──────── Input records

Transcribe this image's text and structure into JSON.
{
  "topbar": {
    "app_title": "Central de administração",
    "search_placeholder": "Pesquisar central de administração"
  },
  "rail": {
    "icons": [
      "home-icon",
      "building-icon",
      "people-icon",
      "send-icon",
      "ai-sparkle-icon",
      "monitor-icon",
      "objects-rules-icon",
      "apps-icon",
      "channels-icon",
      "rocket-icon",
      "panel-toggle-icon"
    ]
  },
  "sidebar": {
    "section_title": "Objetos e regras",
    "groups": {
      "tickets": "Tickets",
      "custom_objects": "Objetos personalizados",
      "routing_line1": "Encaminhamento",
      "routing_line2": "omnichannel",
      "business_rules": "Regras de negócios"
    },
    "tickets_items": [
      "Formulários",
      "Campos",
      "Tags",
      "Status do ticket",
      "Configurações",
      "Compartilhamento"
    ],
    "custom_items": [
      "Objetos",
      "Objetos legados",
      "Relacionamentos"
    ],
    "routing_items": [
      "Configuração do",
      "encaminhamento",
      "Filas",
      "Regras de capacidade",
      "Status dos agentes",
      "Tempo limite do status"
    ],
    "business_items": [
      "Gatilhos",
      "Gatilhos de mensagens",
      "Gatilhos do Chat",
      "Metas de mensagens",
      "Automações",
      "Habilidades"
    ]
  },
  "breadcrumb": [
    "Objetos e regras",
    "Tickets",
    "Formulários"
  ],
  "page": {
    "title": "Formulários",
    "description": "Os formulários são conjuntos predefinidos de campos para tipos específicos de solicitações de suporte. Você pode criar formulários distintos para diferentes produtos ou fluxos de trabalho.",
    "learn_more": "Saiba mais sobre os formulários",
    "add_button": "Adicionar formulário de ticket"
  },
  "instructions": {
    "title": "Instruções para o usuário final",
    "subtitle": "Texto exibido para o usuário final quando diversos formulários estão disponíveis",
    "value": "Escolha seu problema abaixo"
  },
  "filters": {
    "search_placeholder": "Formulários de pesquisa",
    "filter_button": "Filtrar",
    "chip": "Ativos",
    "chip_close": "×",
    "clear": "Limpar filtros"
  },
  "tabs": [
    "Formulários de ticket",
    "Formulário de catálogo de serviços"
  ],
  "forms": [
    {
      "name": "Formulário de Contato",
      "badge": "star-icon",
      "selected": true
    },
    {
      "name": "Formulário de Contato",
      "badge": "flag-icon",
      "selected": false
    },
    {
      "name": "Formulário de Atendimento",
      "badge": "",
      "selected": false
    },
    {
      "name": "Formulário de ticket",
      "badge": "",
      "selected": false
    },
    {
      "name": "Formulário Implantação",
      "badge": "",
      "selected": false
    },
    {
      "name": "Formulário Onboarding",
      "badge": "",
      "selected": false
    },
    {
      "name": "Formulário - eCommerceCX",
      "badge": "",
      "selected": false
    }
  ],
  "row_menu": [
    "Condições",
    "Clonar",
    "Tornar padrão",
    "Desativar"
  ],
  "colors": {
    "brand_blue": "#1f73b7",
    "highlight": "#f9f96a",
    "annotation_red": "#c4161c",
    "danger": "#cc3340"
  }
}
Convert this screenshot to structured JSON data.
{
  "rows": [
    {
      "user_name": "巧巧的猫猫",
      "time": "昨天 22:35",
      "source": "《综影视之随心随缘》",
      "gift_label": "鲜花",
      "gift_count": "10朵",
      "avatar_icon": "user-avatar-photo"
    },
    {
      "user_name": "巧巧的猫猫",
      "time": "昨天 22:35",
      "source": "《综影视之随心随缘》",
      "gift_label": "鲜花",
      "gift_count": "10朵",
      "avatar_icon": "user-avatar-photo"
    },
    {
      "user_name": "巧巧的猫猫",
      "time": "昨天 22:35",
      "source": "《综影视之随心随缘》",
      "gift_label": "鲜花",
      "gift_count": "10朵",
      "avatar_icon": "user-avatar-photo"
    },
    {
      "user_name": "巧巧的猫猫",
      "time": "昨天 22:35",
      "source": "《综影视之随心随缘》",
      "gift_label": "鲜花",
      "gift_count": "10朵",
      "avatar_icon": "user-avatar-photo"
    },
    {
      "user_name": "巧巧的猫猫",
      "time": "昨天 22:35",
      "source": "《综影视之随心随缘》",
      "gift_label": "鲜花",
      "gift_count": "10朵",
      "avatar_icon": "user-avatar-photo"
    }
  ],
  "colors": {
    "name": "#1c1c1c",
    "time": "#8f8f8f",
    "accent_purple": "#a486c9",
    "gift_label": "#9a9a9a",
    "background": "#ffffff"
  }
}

────────────────

* Exercise brief: Write out only what runs from the line holding "Convert this screenshot" through the last line of the records, exactly as shown.

* Full solution:
Convert this screenshot to structured JSON data.
{
  "rows": [
    {
      "user_name": "巧巧的猫猫",
      "time": "昨天 22:35",
      "source": "《综影视之随心随缘》",
      "gift_label": "鲜花",
      "gift_count": "10朵",
      "avatar_icon": "user-avatar-photo"
    },
    {
      "user_name": "巧巧的猫猫",
      "time": "昨天 22:35",
      "source": "《综影视之随心随缘》",
      "gift_label": "鲜花",
      "gift_count": "10朵",
      "avatar_icon": "user-avatar-photo"
    },
    {
      "user_name": "巧巧的猫猫",
      "time": "昨天 22:35",
      "source": "《综影视之随心随缘》",
      "gift_label": "鲜花",
      "gift_count": "10朵",
      "avatar_icon": "user-avatar-photo"
    },
    {
      "user_name": "巧巧的猫猫",
      "time": "昨天 22:35",
      "source": "《综影视之随心随缘》",
      "gift_label": "鲜花",
      "gift_count": "10朵",
      "avatar_icon": "user-avatar-photo"
    },
    {
      "user_name": "巧巧的猫猫",
      "time": "昨天 22:35",
      "source": "《综影视之随心随缘》",
      "gift_label": "鲜花",
      "gift_count": "10朵",
      "avatar_icon": "user-avatar-photo"
    }
  ],
  "colors": {
    "name": "#1c1c1c",
    "time": "#8f8f8f",
    "accent_purple": "#a486c9",
    "gift_label": "#9a9a9a",
    "background": "#ffffff"
  }
}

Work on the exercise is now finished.